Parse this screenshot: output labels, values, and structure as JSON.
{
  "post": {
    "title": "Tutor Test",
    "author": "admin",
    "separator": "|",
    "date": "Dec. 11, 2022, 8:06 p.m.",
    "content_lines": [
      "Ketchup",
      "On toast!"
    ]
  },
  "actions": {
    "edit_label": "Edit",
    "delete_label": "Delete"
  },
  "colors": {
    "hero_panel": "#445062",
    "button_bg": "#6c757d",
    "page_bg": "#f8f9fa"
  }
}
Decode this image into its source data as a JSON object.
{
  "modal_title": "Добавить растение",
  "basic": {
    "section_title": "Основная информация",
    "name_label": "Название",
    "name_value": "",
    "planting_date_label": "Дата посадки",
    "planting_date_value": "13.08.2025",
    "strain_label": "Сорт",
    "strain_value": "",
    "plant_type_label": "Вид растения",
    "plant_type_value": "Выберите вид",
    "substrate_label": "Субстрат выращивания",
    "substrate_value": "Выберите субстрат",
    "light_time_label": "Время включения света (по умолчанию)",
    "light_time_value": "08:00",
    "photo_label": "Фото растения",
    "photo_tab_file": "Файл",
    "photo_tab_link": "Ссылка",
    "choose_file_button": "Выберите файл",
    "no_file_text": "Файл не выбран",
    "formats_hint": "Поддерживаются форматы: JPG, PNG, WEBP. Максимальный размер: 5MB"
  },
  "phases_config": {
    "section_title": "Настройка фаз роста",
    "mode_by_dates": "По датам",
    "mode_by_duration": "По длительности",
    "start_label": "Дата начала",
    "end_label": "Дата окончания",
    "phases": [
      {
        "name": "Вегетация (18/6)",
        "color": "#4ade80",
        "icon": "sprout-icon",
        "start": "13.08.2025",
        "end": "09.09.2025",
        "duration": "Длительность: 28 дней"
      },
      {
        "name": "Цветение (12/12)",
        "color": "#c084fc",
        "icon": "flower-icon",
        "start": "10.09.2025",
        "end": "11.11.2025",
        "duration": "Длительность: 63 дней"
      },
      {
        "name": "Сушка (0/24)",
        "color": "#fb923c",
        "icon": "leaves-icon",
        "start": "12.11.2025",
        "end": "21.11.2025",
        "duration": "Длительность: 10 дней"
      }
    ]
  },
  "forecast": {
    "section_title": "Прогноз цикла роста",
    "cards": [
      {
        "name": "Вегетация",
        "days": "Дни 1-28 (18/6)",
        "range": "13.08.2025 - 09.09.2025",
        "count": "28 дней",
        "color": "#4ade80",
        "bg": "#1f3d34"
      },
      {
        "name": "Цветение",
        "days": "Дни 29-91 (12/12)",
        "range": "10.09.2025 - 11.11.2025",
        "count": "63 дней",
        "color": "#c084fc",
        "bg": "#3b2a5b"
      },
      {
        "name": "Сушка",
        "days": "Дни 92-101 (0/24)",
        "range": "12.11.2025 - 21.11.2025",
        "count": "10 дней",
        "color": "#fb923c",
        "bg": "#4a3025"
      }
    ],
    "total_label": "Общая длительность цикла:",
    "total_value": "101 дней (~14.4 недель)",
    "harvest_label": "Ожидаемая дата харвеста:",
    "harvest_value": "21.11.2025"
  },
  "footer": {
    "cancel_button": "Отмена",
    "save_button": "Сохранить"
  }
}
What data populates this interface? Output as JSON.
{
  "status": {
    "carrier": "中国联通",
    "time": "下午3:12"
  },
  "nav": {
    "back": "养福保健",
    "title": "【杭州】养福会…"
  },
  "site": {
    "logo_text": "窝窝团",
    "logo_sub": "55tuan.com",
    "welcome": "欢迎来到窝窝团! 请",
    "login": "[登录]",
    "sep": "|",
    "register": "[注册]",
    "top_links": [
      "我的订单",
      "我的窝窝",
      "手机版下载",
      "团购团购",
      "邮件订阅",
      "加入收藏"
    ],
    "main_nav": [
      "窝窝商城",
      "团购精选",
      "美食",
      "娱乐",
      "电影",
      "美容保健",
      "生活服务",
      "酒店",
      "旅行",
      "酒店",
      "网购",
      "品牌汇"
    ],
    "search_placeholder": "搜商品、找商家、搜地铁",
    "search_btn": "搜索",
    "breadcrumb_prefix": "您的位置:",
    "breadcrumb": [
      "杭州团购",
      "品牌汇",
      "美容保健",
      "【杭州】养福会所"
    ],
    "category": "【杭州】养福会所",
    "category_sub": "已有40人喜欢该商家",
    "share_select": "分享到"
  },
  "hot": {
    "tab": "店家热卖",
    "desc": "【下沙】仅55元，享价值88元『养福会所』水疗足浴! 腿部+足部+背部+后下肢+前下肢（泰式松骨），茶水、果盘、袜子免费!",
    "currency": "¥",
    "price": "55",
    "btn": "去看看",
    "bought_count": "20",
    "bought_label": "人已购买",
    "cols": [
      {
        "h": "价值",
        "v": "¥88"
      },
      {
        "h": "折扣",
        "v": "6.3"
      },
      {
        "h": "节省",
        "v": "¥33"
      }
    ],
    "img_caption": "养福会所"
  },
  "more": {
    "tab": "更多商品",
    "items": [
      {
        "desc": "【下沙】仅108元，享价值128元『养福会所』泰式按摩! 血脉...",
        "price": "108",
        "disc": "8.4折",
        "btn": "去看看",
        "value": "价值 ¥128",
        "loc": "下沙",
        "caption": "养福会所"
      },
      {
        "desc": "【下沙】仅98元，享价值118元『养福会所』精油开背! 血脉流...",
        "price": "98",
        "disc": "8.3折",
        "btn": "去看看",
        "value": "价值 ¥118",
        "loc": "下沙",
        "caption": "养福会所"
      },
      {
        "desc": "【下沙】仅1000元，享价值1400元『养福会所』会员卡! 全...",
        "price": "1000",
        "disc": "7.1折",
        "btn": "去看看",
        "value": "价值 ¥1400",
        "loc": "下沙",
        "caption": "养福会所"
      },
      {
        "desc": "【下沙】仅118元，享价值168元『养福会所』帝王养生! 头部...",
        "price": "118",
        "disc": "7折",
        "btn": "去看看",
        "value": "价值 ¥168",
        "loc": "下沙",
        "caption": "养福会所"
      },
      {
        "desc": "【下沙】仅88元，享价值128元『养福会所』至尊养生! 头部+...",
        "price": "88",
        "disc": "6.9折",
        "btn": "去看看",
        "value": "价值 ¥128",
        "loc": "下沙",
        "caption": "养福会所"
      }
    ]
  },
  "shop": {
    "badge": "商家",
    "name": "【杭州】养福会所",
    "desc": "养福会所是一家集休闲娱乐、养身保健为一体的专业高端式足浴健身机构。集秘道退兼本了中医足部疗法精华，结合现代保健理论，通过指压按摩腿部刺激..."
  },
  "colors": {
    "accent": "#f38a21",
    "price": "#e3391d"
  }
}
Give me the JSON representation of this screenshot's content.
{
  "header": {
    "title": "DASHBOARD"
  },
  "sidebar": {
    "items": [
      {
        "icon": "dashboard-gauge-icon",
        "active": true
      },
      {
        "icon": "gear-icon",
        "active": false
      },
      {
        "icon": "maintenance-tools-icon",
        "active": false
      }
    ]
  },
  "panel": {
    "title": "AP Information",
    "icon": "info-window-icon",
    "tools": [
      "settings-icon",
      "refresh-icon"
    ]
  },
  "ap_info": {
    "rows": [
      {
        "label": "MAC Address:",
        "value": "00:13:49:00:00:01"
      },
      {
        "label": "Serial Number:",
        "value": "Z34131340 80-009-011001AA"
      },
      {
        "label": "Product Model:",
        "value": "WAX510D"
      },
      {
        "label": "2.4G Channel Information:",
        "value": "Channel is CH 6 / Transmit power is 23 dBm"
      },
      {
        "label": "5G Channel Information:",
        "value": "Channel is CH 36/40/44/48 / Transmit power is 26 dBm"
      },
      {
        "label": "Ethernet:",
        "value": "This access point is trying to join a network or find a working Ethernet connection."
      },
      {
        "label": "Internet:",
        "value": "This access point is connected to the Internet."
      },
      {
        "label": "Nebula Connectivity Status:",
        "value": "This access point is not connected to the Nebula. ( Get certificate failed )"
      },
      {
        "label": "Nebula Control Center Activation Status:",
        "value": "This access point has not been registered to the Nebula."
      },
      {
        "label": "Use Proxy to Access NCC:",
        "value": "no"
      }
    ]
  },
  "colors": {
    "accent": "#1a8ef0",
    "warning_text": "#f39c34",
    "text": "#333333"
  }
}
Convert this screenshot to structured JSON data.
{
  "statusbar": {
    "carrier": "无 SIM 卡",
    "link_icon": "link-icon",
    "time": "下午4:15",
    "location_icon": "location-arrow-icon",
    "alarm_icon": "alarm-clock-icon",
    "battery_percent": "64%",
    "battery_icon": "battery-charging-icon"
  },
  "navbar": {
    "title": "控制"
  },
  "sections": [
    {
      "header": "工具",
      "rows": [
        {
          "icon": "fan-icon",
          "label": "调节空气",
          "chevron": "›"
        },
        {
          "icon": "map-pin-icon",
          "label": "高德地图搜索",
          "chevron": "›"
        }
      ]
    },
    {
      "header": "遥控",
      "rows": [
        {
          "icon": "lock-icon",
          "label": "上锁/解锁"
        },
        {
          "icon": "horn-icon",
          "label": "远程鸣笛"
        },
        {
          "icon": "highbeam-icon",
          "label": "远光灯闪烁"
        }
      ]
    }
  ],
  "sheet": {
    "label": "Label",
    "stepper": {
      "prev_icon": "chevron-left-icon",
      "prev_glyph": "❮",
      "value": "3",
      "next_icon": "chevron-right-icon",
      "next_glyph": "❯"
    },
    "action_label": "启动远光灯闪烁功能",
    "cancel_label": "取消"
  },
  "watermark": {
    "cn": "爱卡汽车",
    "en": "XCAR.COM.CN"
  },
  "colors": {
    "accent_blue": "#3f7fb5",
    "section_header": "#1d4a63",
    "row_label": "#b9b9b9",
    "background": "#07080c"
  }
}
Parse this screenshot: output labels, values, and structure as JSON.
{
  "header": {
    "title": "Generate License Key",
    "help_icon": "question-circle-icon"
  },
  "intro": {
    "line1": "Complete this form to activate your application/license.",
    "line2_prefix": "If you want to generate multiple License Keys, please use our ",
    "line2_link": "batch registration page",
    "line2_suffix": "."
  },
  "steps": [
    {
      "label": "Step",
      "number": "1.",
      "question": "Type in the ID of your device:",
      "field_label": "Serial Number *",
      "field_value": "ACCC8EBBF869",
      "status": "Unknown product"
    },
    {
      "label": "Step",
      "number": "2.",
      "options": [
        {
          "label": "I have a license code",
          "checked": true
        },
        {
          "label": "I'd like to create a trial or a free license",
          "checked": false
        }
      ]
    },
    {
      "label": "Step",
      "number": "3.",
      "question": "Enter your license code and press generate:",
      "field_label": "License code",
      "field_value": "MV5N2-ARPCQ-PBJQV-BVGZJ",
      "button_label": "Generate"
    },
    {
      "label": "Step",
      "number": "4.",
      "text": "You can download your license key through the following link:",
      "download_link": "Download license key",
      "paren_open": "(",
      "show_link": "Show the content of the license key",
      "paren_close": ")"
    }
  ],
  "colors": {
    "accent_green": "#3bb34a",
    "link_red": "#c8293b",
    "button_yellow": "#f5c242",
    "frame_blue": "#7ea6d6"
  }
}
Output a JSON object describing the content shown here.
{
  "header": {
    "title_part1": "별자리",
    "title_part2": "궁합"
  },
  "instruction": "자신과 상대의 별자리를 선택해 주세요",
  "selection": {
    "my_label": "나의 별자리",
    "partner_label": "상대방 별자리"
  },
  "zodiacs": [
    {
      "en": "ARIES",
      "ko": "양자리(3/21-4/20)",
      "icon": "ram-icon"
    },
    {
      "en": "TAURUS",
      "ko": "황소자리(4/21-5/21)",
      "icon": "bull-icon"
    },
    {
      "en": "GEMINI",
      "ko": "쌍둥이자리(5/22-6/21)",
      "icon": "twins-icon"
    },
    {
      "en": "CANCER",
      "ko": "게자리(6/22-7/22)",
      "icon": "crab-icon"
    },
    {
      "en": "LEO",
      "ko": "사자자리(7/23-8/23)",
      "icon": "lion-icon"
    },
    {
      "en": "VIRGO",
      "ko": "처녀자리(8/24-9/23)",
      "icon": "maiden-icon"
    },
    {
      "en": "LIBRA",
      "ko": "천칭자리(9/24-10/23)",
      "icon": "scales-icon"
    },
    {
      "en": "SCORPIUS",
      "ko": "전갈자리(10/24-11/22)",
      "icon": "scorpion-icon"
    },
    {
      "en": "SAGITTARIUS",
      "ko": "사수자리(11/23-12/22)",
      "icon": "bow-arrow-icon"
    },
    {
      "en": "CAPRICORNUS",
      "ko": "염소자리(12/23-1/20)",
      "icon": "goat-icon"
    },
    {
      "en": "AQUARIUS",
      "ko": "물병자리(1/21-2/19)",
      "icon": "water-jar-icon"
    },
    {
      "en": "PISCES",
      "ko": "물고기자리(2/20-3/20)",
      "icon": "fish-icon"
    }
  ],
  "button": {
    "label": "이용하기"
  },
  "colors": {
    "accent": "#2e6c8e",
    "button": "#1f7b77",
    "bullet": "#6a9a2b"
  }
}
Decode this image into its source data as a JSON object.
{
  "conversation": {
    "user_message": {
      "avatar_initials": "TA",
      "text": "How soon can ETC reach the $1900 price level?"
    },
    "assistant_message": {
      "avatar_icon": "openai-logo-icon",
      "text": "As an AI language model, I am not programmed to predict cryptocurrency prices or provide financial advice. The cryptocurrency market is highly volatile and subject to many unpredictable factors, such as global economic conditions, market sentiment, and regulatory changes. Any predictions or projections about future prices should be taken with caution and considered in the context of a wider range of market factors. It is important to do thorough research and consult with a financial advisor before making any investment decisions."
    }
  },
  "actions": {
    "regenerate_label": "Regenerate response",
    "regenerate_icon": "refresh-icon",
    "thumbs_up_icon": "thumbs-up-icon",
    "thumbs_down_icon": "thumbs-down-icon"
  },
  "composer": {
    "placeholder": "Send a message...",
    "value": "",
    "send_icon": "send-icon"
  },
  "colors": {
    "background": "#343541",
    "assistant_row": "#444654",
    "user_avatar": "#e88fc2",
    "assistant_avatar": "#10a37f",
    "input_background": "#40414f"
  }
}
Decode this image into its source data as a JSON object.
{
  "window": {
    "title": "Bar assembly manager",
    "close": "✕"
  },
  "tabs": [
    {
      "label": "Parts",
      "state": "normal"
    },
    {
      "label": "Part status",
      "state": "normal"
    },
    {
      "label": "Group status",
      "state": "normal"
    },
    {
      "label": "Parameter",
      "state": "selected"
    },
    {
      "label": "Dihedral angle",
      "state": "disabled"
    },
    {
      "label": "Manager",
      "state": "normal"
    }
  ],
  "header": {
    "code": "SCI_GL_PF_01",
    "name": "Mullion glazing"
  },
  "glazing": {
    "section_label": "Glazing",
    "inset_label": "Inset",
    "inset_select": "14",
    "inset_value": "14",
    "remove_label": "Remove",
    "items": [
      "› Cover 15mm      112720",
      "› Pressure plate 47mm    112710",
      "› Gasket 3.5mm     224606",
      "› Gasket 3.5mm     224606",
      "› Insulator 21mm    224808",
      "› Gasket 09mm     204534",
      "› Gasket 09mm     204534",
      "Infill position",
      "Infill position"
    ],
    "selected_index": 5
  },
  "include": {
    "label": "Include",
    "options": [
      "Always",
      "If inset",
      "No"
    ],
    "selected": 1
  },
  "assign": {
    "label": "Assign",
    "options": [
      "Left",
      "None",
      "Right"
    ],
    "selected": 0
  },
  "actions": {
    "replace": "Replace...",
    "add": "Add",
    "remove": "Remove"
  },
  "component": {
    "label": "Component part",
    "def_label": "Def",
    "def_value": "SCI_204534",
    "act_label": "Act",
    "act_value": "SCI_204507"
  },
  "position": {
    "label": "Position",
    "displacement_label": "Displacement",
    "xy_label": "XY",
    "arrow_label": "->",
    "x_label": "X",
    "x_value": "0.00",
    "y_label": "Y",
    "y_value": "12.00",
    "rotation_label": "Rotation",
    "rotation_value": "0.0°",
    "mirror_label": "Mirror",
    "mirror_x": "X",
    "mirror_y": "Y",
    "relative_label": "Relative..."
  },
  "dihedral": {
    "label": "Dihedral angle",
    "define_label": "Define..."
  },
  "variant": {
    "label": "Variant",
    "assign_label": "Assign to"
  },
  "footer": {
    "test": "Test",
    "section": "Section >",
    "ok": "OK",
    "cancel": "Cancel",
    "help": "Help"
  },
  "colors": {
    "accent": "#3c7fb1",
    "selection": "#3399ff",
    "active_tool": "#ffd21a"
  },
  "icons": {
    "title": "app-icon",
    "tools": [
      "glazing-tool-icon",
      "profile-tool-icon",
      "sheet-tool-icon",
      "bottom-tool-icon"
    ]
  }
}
================================
GIVEN TASK | Tell how many lines in the records above contain "days", giving the number and no other words.

REPLY TO THE TASK | 3